# [Required task]
Locate the string "COHb" in the listing below. Copy every line where it is found.

# [The data]
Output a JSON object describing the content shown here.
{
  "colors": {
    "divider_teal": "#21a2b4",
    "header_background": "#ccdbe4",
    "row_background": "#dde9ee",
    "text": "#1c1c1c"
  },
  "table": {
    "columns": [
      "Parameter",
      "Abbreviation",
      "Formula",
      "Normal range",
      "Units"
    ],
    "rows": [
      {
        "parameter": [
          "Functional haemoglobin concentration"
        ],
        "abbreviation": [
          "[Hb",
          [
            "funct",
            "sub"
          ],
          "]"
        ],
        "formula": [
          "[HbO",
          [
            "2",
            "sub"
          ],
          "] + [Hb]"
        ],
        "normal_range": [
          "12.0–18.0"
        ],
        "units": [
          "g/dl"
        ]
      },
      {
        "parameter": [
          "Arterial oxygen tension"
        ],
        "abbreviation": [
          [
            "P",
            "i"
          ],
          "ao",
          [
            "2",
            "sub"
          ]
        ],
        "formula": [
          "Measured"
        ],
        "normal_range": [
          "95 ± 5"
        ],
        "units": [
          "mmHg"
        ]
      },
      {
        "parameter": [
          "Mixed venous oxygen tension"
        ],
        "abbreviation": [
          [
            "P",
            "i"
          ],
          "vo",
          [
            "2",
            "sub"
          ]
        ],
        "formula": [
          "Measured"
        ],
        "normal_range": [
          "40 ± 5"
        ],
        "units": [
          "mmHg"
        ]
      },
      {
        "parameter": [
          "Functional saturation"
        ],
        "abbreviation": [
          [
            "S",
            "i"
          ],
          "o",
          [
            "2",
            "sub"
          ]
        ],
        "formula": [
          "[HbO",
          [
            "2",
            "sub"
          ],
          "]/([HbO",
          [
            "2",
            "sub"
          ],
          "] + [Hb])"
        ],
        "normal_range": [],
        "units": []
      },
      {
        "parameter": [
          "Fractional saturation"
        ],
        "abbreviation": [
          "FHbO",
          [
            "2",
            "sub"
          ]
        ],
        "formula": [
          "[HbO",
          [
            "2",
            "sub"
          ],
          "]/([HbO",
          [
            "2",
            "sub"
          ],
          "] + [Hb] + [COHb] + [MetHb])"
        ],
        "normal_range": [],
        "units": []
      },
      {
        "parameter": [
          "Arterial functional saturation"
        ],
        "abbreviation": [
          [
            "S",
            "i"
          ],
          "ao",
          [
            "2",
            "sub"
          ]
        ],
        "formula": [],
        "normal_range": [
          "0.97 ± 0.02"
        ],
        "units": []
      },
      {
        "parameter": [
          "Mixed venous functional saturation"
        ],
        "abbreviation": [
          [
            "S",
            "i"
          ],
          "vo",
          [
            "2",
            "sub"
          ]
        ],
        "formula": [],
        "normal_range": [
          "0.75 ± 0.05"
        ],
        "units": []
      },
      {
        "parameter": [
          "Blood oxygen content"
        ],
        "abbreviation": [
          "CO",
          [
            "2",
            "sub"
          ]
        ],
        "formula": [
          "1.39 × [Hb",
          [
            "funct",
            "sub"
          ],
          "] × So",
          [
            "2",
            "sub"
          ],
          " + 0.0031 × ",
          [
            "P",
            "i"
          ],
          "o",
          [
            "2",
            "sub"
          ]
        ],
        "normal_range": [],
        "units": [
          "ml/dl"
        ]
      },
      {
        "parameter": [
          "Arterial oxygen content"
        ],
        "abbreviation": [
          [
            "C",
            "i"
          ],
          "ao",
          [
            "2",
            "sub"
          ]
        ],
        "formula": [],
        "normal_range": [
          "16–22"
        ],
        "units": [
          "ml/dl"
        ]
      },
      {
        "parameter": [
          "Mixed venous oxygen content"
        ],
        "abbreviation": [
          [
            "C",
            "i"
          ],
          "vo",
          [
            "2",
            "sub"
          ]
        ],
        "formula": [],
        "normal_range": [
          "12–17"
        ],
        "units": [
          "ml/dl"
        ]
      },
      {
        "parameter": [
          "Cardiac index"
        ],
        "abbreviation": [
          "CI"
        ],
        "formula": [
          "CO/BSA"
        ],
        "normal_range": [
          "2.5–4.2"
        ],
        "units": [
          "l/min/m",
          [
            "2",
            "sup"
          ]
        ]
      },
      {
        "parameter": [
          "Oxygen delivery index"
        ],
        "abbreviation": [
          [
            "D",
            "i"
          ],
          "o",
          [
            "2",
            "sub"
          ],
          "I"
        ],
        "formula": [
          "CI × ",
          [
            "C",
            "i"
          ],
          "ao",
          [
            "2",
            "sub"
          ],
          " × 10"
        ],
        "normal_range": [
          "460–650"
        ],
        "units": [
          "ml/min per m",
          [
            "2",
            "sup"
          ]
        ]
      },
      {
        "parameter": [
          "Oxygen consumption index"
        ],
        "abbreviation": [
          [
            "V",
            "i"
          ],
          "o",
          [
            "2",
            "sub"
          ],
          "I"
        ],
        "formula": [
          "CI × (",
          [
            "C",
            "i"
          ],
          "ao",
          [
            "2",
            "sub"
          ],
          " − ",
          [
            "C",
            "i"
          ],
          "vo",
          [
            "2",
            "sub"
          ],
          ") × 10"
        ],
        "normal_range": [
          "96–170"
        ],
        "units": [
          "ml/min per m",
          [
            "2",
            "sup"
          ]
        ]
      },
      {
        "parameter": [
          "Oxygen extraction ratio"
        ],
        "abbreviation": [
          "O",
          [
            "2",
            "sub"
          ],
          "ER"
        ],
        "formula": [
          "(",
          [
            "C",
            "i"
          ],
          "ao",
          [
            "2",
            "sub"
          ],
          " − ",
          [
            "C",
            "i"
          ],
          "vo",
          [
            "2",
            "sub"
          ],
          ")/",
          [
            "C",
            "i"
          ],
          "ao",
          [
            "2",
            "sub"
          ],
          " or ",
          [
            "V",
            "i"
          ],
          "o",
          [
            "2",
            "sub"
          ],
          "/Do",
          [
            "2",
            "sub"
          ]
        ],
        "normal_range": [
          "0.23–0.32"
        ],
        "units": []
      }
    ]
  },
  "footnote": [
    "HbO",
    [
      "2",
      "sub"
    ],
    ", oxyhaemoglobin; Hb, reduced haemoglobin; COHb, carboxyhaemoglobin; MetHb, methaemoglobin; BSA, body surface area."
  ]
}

# [Problem solution]
          "] + [Hb] + [COHb] + [MetHb])"
    ", oxyhaemoglobin; Hb, reduced haemoglobin; COHb, carboxyhaemoglobin; MetHb, methaemoglobin; BSA, body surface area."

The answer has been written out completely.